WHAT IS ASKED
Please print all of the material below, word for word.

# START OF DATA TO PROCESS

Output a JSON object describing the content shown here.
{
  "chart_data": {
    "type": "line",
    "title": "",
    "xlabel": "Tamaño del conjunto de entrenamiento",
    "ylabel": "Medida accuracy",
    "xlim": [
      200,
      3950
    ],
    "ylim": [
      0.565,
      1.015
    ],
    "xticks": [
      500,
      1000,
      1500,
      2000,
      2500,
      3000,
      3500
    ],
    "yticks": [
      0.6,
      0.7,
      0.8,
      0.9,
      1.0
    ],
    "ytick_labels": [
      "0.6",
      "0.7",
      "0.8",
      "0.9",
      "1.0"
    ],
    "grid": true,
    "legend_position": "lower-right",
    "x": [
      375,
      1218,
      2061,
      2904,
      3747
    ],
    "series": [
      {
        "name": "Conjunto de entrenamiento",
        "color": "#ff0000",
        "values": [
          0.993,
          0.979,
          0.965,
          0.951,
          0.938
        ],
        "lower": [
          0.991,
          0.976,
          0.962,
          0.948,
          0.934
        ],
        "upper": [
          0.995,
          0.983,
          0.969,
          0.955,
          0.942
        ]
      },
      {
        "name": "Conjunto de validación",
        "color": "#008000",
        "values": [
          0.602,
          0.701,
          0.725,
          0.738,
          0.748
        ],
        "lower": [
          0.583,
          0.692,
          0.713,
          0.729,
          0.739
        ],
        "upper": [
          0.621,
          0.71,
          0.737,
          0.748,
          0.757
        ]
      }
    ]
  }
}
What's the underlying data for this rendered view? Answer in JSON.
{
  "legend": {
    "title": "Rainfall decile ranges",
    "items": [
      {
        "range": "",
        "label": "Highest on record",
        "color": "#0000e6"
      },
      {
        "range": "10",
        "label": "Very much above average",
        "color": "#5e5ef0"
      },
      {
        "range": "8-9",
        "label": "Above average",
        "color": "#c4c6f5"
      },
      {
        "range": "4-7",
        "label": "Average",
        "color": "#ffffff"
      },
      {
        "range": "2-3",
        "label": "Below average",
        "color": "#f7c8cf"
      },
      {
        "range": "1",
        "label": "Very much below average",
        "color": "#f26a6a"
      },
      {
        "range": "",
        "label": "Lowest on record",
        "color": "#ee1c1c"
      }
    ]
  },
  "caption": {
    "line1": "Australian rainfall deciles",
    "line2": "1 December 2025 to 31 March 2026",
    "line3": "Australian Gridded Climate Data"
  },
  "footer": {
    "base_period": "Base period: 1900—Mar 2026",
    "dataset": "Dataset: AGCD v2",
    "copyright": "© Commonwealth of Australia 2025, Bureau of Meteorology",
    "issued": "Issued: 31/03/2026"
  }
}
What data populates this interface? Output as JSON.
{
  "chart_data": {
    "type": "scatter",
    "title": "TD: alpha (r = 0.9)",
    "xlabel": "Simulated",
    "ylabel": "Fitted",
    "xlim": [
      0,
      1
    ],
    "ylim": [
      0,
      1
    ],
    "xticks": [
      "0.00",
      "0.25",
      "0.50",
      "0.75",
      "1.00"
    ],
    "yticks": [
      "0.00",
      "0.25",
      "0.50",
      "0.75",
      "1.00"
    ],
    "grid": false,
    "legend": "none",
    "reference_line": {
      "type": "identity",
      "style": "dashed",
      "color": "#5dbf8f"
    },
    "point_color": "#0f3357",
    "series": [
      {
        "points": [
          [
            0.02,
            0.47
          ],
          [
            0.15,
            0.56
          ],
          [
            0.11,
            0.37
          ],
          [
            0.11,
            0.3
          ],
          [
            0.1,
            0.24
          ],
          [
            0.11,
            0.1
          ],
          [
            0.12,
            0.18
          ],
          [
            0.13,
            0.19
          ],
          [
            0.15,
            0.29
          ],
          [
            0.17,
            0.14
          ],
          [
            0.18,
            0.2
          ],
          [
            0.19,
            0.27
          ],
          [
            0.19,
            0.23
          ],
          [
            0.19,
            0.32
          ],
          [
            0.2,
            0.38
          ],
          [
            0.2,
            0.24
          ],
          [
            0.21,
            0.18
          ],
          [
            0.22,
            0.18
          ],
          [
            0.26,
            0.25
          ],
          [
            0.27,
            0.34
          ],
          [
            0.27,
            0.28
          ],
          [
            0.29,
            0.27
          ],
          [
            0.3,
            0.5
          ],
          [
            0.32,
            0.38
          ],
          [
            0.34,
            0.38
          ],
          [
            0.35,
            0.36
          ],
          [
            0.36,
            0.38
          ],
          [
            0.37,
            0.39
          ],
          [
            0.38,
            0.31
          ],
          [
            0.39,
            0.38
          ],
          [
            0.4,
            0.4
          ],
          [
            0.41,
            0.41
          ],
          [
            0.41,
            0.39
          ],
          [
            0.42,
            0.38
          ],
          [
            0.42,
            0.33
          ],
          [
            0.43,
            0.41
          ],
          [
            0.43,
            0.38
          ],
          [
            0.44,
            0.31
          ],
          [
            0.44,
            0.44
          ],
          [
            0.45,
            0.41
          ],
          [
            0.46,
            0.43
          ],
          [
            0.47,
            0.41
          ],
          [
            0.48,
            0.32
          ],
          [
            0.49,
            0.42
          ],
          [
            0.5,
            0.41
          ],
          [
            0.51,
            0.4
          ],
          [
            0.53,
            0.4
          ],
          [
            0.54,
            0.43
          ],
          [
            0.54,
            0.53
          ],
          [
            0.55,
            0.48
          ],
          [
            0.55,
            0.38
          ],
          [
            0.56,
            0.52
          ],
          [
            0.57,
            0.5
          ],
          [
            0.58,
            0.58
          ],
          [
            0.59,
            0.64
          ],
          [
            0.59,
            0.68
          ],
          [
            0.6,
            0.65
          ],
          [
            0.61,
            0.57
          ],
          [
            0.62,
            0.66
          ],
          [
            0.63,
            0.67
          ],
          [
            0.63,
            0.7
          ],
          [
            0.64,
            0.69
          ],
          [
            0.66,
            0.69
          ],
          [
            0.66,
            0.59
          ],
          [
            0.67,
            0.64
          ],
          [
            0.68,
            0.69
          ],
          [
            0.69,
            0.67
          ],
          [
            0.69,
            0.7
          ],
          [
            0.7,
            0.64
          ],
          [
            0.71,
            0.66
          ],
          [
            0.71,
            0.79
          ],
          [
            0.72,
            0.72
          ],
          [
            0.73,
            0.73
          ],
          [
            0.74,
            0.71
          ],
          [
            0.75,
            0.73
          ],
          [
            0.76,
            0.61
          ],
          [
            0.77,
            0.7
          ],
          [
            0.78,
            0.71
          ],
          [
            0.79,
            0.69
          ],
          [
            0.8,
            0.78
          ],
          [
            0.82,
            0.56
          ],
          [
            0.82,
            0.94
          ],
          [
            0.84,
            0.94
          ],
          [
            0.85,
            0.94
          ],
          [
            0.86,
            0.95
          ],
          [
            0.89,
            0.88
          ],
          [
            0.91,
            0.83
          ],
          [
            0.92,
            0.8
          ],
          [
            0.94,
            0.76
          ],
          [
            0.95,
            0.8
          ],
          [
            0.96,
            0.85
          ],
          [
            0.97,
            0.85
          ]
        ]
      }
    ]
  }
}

# END OF DATA TO PROCESS

RESPONSE TO THIS EXERCISE
Output a JSON object describing the content shown here.
{
  "chart_data": {
    "type": "line",
    "title": "",
    "xlabel": "Tamaño del conjunto de entrenamiento",
    "ylabel": "Medida accuracy",
    "xlim": [
      200,
      3950
    ],
    "ylim": [
      0.565,
      1.015
    ],
    "xticks": [
      500,
      1000,
      1500,
      2000,
      2500,
      3000,
      3500
    ],
    "yticks": [
      0.6,
      0.7,
      0.8,
      0.9,
      1.0
    ],
    "ytick_labels": [
      "0.6",
      "0.7",
      "0.8",
      "0.9",
      "1.0"
    ],
    "grid": true,
    "legend_position": "lower-right",
    "x": [
      375,
      1218,
      2061,
      2904,
      3747
    ],
    "series": [
      {
        "name": "Conjunto de entrenamiento",
        "color": "#ff0000",
        "values": [
          0.993,
          0.979,
          0.965,
          0.951,
          0.938
        ],
        "lower": [
          0.991,
          0.976,
          0.962,
          0.948,
          0.934
        ],
        "upper": [
          0.995,
          0.983,
          0.969,
          0.955,
          0.942
        ]
      },
      {
        "name": "Conjunto de validación",
        "color": "#008000",
        "values": [
          0.602,
          0.701,
          0.725,
          0.738,
          0.748
        ],
        "lower": [
          0.583,
          0.692,
          0.713,
          0.729,
          0.739
        ],
        "upper": [
          0.621,
          0.71,
          0.737,
          0.748,
          0.757
        ]
      }
    ]
  }
}
What's the underlying data for this rendered view? Answer in JSON.
{
  "legend": {
    "title": "Rainfall decile ranges",
    "items": [
      {
        "range": "",
        "label": "Highest on record",
        "color": "#0000e6"
      },
      {
        "range": "10",
        "label": "Very much above average",
        "color": "#5e5ef0"
      },
      {
        "range": "8-9",
        "label": "Above average",
        "color": "#c4c6f5"
      },
      {
        "range": "4-7",
        "label": "Average",
        "color": "#ffffff"
      },
      {
        "range": "2-3",
        "label": "Below average",
        "color": "#f7c8cf"
      },
      {
        "range": "1",
        "label": "Very much below average",
        "color": "#f26a6a"
      },
      {
        "range": "",
        "label": "Lowest on record",
        "color": "#ee1c1c"
      }
    ]
  },
  "caption": {
    "line1": "Australian rainfall deciles",
    "line2": "1 December 2025 to 31 March 2026",
    "line3": "Australian Gridded Climate Data"
  },
  "footer": {
    "base_period": "Base period: 1900—Mar 2026",
    "dataset": "Dataset: AGCD v2",
    "copyright": "© Commonwealth of Australia 2025, Bureau of Meteorology",
    "issued": "Issued: 31/03/2026"
  }
}
What data populates this interface? Output as JSON.
{
  "chart_data": {
    "type": "scatter",
    "title": "TD: alpha (r = 0.9)",
    "xlabel": "Simulated",
    "ylabel": "Fitted",
    "xlim": [
      0,
      1
    ],
    "ylim": [
      0,
      1
    ],
    "xticks": [
      "0.00",
      "0.25",
      "0.50",
      "0.75",
      "1.00"
    ],
    "yticks": [
      "0.00",
      "0.25",
      "0.50",
      "0.75",
      "1.00"
    ],
    "grid": false,
    "legend": "none",
    "reference_line": {
      "type": "identity",
      "style": "dashed",
      "color": "#5dbf8f"
    },
    "point_color": "#0f3357",
    "series": [
      {
        "points": [
          [
            0.02,
            0.47
          ],
          [
            0.15,
            0.56
          ],
          [
            0.11,
            0.37
          ],
          [
            0.11,
            0.3
          ],
          [
            0.1,
            0.24
          ],
          [
            0.11,
            0.1
          ],
          [
            0.12,
            0.18
          ],
          [
            0.13,
            0.19
          ],
          [
            0.15,
            0.29
          ],
          [
            0.17,
            0.14
          ],
          [
            0.18,
            0.2
          ],
          [
            0.19,
            0.27
          ],
          [
            0.19,
            0.23
          ],
          [
            0.19,
            0.32
          ],
          [
            0.2,
            0.38
          ],
          [
            0.2,
            0.24
          ],
          [
            0.21,
            0.18
          ],
          [
            0.22,
            0.18
          ],
          [
            0.26,
            0.25
          ],
          [
            0.27,
            0.34
          ],
          [
            0.27,
            0.28
          ],
          [
            0.29,
            0.27
          ],
          [
            0.3,
            0.5
          ],
          [
            0.32,
            0.38
          ],
          [
            0.34,
            0.38
          ],
          [
            0.35,
            0.36
          ],
          [
            0.36,
            0.38
          ],
          [
            0.37,
            0.39
          ],
          [
            0.38,
            0.31
          ],
          [
            0.39,
            0.38
          ],
          [
            0.4,
            0.4
          ],
          [
            0.41,
            0.41
          ],
          [
            0.41,
            0.39
          ],
          [
            0.42,
            0.38
          ],
          [
            0.42,
            0.33
          ],
          [
            0.43,
            0.41
          ],
          [
            0.43,
            0.38
          ],
          [
            0.44,
            0.31
          ],
          [
            0.44,
            0.44
          ],
          [
            0.45,
            0.41
          ],
          [
            0.46,
            0.43
          ],
          [
            0.47,
            0.41
          ],
          [
            0.48,
            0.32
          ],
          [
            0.49,
            0.42
          ],
          [
            0.5,
            0.41
          ],
          [
            0.51,
            0.4
          ],
          [
            0.53,
            0.4
          ],
          [
            0.54,
            0.43
          ],
          [
            0.54,
            0.53
          ],
          [
            0.55,
            0.48
          ],
          [
            0.55,
            0.38
          ],
          [
            0.56,
            0.52
          ],
          [
            0.57,
            0.5
          ],
          [
            0.58,
            0.58
          ],
          [
            0.59,
            0.64
          ],
          [
            0.59,
            0.68
          ],
          [
            0.6,
            0.65
          ],
          [
            0.61,
            0.57
          ],
          [
            0.62,
            0.66
          ],
          [
            0.63,
            0.67
          ],
          [
            0.63,
            0.7
          ],
          [
            0.64,
            0.69
          ],
          [
            0.66,
            0.69
          ],
          [
            0.66,
            0.59
          ],
          [
            0.67,
            0.64
          ],
          [
            0.68,
            0.69
          ],
          [
            0.69,
            0.67
          ],
          [
            0.69,
            0.7
          ],
          [
            0.7,
            0.64
          ],
          [
            0.71,
            0.66
          ],
          [
            0.71,
            0.79
          ],
          [
            0.72,
            0.72
          ],
          [
            0.73,
            0.73
          ],
          [
            0.74,
            0.71
          ],
          [
            0.75,
            0.73
          ],
          [
            0.76,
            0.61
          ],
          [
            0.77,
            0.7
          ],
          [
            0.78,
            0.71
          ],
          [
            0.79,
            0.69
          ],
          [
            0.8,
            0.78
          ],
          [
            0.82,
            0.56
          ],
          [
            0.82,
            0.94
          ],
          [
            0.84,
            0.94
          ],
          [
            0.85,
            0.94
          ],
          [
            0.86,
            0.95
          ],
          [
            0.89,
            0.88
          ],
          [
            0.91,
            0.83
          ],
          [
            0.92,
            0.8
          ],
          [
            0.94,
            0.76
          ],
          [
            0.95,
            0.8
          ],
          [
            0.96,
            0.85
          ],
          [
            0.97,
            0.85
          ]
        ]
      }
    ]
  }
}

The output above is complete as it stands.